__AVAILABLE DATA__.
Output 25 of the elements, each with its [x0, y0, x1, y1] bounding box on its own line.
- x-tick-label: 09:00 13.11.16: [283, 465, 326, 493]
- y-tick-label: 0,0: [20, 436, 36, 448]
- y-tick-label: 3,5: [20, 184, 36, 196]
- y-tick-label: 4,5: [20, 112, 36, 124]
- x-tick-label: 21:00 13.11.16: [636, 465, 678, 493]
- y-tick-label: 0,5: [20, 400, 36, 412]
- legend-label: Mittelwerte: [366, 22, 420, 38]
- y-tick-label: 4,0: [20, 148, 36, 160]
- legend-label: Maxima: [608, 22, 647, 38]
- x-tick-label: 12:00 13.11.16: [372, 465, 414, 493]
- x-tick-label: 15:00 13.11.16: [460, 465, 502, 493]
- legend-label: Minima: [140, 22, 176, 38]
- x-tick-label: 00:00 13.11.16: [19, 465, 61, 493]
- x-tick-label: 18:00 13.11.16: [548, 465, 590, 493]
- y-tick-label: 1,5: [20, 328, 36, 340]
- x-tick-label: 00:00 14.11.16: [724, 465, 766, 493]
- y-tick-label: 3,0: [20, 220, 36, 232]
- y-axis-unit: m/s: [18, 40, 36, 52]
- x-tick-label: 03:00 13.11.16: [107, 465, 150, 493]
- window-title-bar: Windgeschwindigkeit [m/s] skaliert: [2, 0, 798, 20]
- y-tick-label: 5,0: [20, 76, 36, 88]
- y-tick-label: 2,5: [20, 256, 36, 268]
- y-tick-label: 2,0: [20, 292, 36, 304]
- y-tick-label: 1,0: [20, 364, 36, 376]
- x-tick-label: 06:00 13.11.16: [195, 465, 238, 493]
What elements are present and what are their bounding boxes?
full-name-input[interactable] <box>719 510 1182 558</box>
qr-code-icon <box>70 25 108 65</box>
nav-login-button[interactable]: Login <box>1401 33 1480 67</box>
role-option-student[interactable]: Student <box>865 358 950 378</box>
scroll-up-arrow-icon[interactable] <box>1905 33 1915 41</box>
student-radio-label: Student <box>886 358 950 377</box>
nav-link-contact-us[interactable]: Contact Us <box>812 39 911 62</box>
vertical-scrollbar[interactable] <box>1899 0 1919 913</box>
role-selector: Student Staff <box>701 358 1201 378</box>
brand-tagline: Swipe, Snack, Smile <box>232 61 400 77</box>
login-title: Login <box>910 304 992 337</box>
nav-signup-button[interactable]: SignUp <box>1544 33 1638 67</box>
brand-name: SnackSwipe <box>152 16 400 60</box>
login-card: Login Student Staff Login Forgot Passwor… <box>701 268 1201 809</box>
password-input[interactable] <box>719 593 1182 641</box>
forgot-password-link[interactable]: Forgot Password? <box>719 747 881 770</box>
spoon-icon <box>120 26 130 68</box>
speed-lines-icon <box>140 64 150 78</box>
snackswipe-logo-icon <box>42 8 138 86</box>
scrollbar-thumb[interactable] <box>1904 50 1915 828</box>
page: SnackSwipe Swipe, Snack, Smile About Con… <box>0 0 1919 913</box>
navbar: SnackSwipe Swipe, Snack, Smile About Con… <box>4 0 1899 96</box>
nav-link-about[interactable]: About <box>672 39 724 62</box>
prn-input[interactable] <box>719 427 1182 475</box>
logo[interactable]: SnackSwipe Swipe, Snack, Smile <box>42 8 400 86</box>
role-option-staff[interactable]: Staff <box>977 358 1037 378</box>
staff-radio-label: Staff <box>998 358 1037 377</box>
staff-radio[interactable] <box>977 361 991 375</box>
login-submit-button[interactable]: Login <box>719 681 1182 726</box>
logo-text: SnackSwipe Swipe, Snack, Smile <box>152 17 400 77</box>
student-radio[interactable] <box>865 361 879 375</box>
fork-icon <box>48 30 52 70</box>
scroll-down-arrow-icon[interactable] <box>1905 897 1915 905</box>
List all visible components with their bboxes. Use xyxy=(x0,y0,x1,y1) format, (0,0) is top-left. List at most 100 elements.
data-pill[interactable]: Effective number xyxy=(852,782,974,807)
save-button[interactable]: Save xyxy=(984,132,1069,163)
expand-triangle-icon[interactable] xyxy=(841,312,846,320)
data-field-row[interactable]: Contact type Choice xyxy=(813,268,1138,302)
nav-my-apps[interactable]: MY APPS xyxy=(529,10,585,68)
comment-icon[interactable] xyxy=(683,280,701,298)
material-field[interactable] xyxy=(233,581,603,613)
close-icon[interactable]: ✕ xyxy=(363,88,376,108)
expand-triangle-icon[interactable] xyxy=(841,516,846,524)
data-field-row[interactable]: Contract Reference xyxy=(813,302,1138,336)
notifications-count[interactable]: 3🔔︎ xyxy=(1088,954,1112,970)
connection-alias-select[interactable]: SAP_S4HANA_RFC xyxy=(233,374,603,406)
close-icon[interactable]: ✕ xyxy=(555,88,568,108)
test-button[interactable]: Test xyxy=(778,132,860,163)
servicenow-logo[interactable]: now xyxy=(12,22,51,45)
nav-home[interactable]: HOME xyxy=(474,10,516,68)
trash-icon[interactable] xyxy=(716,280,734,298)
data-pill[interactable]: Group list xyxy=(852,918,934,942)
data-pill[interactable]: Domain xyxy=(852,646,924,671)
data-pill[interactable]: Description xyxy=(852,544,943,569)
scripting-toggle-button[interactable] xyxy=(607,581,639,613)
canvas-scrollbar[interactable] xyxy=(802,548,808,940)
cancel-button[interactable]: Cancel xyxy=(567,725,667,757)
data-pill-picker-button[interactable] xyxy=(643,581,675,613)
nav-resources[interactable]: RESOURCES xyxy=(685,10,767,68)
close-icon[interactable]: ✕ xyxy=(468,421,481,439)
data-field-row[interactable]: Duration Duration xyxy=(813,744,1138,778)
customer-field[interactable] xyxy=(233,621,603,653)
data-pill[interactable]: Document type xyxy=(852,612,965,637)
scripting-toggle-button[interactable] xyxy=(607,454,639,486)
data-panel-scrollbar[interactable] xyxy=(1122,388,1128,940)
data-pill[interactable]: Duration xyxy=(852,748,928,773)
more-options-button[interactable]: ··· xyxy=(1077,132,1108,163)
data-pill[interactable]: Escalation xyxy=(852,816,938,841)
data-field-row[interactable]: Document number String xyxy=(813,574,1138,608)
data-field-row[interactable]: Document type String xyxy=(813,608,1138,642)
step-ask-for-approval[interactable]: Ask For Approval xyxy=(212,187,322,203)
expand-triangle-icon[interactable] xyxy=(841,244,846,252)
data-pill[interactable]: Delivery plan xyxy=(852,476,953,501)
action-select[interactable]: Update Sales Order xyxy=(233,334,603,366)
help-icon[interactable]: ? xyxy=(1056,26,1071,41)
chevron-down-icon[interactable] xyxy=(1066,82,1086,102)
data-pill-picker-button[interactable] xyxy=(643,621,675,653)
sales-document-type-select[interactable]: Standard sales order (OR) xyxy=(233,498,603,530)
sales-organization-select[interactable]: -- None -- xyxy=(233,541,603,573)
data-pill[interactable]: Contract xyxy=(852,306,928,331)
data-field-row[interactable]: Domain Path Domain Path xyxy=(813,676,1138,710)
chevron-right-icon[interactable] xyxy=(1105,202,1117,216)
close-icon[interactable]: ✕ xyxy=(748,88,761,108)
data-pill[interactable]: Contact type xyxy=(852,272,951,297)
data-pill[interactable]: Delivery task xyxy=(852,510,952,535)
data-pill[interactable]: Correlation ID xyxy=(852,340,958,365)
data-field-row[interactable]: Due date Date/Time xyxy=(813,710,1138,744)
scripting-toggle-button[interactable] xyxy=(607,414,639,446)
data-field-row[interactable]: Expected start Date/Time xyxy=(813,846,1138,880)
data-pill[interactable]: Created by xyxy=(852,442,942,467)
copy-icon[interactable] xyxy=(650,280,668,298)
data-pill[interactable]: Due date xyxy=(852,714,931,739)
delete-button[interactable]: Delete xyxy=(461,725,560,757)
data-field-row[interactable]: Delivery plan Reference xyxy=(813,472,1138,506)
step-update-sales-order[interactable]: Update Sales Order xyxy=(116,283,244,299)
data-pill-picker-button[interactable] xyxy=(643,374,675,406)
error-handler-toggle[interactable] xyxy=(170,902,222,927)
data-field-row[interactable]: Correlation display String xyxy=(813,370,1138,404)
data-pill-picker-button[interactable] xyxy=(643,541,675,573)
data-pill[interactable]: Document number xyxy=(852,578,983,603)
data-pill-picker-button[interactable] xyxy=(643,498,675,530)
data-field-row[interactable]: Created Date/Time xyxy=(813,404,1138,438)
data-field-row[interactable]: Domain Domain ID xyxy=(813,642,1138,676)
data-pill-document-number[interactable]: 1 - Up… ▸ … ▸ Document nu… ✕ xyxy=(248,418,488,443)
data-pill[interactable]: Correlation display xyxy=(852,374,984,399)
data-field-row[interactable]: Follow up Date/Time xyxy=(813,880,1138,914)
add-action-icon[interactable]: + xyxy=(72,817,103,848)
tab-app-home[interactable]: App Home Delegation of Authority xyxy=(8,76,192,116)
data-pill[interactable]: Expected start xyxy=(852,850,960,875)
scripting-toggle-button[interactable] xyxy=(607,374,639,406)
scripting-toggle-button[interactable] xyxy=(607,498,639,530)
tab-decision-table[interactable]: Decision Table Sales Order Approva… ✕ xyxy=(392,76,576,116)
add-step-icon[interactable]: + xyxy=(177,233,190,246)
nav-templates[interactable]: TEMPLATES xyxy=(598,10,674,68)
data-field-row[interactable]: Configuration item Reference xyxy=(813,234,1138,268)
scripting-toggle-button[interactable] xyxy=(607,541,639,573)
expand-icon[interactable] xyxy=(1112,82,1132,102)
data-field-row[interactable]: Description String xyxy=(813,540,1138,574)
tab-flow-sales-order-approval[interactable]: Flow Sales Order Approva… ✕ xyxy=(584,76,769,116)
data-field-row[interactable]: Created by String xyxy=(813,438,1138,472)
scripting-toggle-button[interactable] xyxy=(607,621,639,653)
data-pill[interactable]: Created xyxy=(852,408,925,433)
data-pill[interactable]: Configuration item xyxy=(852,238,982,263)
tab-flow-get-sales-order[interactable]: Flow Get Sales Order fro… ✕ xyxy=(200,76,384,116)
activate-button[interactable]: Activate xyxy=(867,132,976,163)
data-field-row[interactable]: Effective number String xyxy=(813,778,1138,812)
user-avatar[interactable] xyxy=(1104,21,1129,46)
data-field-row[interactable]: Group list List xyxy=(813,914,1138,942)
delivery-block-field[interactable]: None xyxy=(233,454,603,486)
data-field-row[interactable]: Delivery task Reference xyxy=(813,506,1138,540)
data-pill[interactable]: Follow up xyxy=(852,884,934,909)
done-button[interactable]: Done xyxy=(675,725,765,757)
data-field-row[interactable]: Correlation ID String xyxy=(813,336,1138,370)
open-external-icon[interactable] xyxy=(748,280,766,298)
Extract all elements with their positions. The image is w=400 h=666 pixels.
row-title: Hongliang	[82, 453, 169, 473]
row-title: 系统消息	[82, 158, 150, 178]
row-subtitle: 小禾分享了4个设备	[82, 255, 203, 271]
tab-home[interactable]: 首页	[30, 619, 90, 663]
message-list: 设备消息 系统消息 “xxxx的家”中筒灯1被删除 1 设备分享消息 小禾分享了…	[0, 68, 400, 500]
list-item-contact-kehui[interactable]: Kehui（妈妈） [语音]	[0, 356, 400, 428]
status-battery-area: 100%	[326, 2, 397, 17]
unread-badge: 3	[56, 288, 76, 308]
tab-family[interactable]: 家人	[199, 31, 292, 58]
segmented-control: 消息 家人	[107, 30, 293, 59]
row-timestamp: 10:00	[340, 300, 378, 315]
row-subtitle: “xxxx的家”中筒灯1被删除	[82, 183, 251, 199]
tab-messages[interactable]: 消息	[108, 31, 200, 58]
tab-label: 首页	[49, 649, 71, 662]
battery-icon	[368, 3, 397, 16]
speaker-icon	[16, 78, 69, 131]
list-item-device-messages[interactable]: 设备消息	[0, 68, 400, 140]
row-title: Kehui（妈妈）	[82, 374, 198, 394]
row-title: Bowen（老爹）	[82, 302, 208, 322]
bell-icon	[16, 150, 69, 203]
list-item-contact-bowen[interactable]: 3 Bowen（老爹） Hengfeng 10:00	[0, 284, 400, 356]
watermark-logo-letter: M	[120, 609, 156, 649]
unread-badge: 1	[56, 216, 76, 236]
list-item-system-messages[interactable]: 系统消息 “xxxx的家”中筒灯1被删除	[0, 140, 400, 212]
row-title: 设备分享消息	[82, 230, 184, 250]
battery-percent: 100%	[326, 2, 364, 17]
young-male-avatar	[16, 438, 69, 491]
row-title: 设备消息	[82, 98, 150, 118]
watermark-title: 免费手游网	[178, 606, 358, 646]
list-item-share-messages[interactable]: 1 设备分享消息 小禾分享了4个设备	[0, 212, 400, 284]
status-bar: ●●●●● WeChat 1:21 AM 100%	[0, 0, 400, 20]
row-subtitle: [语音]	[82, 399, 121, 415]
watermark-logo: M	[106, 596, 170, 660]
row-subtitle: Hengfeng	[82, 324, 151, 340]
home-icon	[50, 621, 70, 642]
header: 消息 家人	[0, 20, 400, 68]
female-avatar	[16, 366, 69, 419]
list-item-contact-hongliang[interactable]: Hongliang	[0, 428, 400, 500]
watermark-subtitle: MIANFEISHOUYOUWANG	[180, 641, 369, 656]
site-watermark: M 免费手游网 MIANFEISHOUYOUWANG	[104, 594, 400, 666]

__GIVEN EXERCISE__.
Reproduce the listing unchanged, from its first line through the line containing "- y-tick-label: 1,0: [20, 364, 36, 376]", with both of those lines included.

__SOLUTION__.
Output 25 of the elements, each with its [x0, y0, x1, y1] bounding box on its own line.
- x-tick-label: 09:00 13.11.16: [283, 465, 326, 493]
- y-tick-label: 0,0: [20, 436, 36, 448]
- y-tick-label: 3,5: [20, 184, 36, 196]
- y-tick-label: 4,5: [20, 112, 36, 124]
- x-tick-label: 21:00 13.11.16: [636, 465, 678, 493]
- y-tick-label: 0,5: [20, 400, 36, 412]
- legend-label: Mittelwerte: [366, 22, 420, 38]
- y-tick-label: 4,0: [20, 148, 36, 160]
- legend-label: Maxima: [608, 22, 647, 38]
- x-tick-label: 12:00 13.11.16: [372, 465, 414, 493]
- x-tick-label: 15:00 13.11.16: [460, 465, 502, 493]
- legend-label: Minima: [140, 22, 176, 38]
- x-tick-label: 00:00 13.11.16: [19, 465, 61, 493]
- x-tick-label: 18:00 13.11.16: [548, 465, 590, 493]
- y-tick-label: 1,5: [20, 328, 36, 340]
- x-tick-label: 00:00 14.11.16: [724, 465, 766, 493]
- y-tick-label: 3,0: [20, 220, 36, 232]
- y-axis-unit: m/s: [18, 40, 36, 52]
- x-tick-label: 03:00 13.11.16: [107, 465, 150, 493]
- window-title-bar: Windgeschwindigkeit [m/s] skaliert: [2, 0, 798, 20]
- y-tick-label: 5,0: [20, 76, 36, 88]
- y-tick-label: 2,5: [20, 256, 36, 268]
- y-tick-label: 2,0: [20, 292, 36, 304]
- y-tick-label: 1,0: [20, 364, 36, 376]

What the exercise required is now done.